EXERCISE AIM>
Repeat each entry in full, exactly.

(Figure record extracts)
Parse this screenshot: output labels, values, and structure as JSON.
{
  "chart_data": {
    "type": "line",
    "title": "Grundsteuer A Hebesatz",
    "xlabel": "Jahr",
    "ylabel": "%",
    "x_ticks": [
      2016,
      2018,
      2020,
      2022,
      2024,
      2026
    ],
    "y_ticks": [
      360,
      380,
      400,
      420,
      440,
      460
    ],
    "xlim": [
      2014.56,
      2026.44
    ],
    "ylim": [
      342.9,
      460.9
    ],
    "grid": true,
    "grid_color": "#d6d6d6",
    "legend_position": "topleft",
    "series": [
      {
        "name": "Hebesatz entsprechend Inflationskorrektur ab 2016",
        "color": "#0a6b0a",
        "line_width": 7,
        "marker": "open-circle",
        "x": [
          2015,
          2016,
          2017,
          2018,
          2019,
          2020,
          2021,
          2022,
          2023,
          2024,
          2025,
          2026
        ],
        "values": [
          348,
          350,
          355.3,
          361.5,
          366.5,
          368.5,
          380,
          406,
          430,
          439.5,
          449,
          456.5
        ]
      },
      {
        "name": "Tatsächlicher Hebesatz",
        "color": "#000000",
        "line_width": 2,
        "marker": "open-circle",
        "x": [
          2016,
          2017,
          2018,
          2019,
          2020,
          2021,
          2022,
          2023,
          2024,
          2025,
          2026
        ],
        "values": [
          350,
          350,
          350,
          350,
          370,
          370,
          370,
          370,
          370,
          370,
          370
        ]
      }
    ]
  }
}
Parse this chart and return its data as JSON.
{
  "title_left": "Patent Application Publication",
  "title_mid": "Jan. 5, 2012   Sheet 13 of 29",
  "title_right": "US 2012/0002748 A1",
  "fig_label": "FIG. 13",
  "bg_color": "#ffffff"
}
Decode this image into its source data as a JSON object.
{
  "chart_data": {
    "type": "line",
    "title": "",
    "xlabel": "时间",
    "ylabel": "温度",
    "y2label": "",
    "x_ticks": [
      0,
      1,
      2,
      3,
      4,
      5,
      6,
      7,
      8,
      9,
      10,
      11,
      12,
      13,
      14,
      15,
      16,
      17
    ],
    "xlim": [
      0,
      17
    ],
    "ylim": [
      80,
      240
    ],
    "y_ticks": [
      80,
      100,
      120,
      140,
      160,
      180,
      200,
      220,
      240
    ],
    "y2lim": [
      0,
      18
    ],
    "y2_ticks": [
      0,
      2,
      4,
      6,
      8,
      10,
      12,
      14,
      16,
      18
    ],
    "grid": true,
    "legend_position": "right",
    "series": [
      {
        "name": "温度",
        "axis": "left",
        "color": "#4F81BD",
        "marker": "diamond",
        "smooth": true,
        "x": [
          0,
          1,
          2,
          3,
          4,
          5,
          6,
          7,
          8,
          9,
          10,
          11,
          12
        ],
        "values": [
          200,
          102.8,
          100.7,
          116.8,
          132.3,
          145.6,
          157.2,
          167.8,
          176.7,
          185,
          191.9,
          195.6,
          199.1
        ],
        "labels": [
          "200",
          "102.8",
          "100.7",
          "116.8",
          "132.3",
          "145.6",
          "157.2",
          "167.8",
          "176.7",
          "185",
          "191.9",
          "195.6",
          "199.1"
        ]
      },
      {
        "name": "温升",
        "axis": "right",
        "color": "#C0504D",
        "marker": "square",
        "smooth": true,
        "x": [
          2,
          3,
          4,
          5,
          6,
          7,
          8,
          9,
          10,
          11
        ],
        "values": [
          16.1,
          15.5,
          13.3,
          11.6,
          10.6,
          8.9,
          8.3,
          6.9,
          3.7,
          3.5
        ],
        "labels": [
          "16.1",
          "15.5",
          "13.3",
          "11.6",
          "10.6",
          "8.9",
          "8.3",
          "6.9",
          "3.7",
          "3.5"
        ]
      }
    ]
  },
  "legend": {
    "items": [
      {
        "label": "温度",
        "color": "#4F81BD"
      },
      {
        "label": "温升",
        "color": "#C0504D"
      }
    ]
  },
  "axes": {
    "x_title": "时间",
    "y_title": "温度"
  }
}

COMPLETED EXERCISE>
Parse this screenshot: output labels, values, and structure as JSON.
{
  "chart_data": {
    "type": "line",
    "title": "Grundsteuer A Hebesatz",
    "xlabel": "Jahr",
    "ylabel": "%",
    "x_ticks": [
      2016,
      2018,
      2020,
      2022,
      2024,
      2026
    ],
    "y_ticks": [
      360,
      380,
      400,
      420,
      440,
      460
    ],
    "xlim": [
      2014.56,
      2026.44
    ],
    "ylim": [
      342.9,
      460.9
    ],
    "grid": true,
    "grid_color": "#d6d6d6",
    "legend_position": "topleft",
    "series": [
      {
        "name": "Hebesatz entsprechend Inflationskorrektur ab 2016",
        "color": "#0a6b0a",
        "line_width": 7,
        "marker": "open-circle",
        "x": [
          2015,
          2016,
          2017,
          2018,
          2019,
          2020,
          2021,
          2022,
          2023,
          2024,
          2025,
          2026
        ],
        "values": [
          348,
          350,
          355.3,
          361.5,
          366.5,
          368.5,
          380,
          406,
          430,
          439.5,
          449,
          456.5
        ]
      },
      {
        "name": "Tatsächlicher Hebesatz",
        "color": "#000000",
        "line_width": 2,
        "marker": "open-circle",
        "x": [
          2016,
          2017,
          2018,
          2019,
          2020,
          2021,
          2022,
          2023,
          2024,
          2025,
          2026
        ],
        "values": [
          350,
          350,
          350,
          350,
          370,
          370,
          370,
          370,
          370,
          370,
          370
        ]
      }
    ]
  }
}
Parse this chart and return its data as JSON.
{
  "title_left": "Patent Application Publication",
  "title_mid": "Jan. 5, 2012   Sheet 13 of 29",
  "title_right": "US 2012/0002748 A1",
  "fig_label": "FIG. 13",
  "bg_color": "#ffffff"
}
Decode this image into its source data as a JSON object.
{
  "chart_data": {
    "type": "line",
    "title": "",
    "xlabel": "时间",
    "ylabel": "温度",
    "y2label": "",
    "x_ticks": [
      0,
      1,
      2,
      3,
      4,
      5,
      6,
      7,
      8,
      9,
      10,
      11,
      12,
      13,
      14,
      15,
      16,
      17
    ],
    "xlim": [
      0,
      17
    ],
    "ylim": [
      80,
      240
    ],
    "y_ticks": [
      80,
      100,
      120,
      140,
      160,
      180,
      200,
      220,
      240
    ],
    "y2lim": [
      0,
      18
    ],
    "y2_ticks": [
      0,
      2,
      4,
      6,
      8,
      10,
      12,
      14,
      16,
      18
    ],
    "grid": true,
    "legend_position": "right",
    "series": [
      {
        "name": "温度",
        "axis": "left",
        "color": "#4F81BD",
        "marker": "diamond",
        "smooth": true,
        "x": [
          0,
          1,
          2,
          3,
          4,
          5,
          6,
          7,
          8,
          9,
          10,
          11,
          12
        ],
        "values": [
          200,
          102.8,
          100.7,
          116.8,
          132.3,
          145.6,
          157.2,
          167.8,
          176.7,
          185,
          191.9,
          195.6,
          199.1
        ],
        "labels": [
          "200",
          "102.8",
          "100.7",
          "116.8",
          "132.3",
          "145.6",
          "157.2",
          "167.8",
          "176.7",
          "185",
          "191.9",
          "195.6",
          "199.1"
        ]
      },
      {
        "name": "温升",
        "axis": "right",
        "color": "#C0504D",
        "marker": "square",
        "smooth": true,
        "x": [
          2,
          3,
          4,
          5,
          6,
          7,
          8,
          9,
          10,
          11
        ],
        "values": [
          16.1,
          15.5,
          13.3,
          11.6,
          10.6,
          8.9,
          8.3,
          6.9,
          3.7,
          3.5
        ],
        "labels": [
          "16.1",
          "15.5",
          "13.3",
          "11.6",
          "10.6",
          "8.9",
          "8.3",
          "6.9",
          "3.7",
          "3.5"
        ]
      }
    ]
  },
  "legend": {
    "items": [
      {
        "label": "温度",
        "color": "#4F81BD"
      },
      {
        "label": "温升",
        "color": "#C0504D"
      }
    ]
  },
  "axes": {
    "x_title": "时间",
    "y_title": "温度"
  }
}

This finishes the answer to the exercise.